:: GOAL ::
Can you reproduce the data beneath, keeping every line exact?

:: Dataset entries ::

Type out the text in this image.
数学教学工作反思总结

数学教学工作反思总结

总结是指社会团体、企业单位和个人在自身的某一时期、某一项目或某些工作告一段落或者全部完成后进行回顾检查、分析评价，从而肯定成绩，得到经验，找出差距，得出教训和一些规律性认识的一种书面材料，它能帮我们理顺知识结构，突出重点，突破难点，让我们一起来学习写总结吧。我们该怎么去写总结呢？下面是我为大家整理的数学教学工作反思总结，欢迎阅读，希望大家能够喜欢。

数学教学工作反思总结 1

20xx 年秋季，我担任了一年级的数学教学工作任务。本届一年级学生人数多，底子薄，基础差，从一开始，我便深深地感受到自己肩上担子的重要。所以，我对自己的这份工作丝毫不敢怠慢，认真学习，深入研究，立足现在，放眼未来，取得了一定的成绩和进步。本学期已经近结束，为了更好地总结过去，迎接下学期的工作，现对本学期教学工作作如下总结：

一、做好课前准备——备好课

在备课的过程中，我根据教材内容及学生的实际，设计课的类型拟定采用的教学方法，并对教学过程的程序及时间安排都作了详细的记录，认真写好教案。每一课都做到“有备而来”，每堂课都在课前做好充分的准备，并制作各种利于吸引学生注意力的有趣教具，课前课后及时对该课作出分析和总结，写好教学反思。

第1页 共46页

:: TASK RESPONSE ::
Type out the text in this image.
数学教学工作反思总结

数学教学工作反思总结

总结是指社会团体、企业单位和个人在自身的某一时期、某一项目或某些工作告一段落或者全部完成后进行回顾检查、分析评价，从而肯定成绩，得到经验，找出差距，得出教训和一些规律性认识的一种书面材料，它能帮我们理顺知识结构，突出重点，突破难点，让我们一起来学习写总结吧。我们该怎么去写总结呢？下面是我为大家整理的数学教学工作反思总结，欢迎阅读，希望大家能够喜欢。

数学教学工作反思总结 1

20xx 年秋季，我担任了一年级的数学教学工作任务。本届一年级学生人数多，底子薄，基础差，从一开始，我便深深地感受到自己肩上担子的重要。所以，我对自己的这份工作丝毫不敢怠慢，认真学习，深入研究，立足现在，放眼未来，取得了一定的成绩和进步。本学期已经近结束，为了更好地总结过去，迎接下学期的工作，现对本学期教学工作作如下总结：

一、做好课前准备——备好课

在备课的过程中，我根据教材内容及学生的实际，设计课的类型拟定采用的教学方法，并对教学过程的程序及时间安排都作了详细的记录，认真写好教案。每一课都做到“有备而来”，每堂课都在课前做好充分的准备，并制作各种利于吸引学生注意力的有趣教具，课前课后及时对该课作出分析和总结，写好教学反思。

第1页 共46页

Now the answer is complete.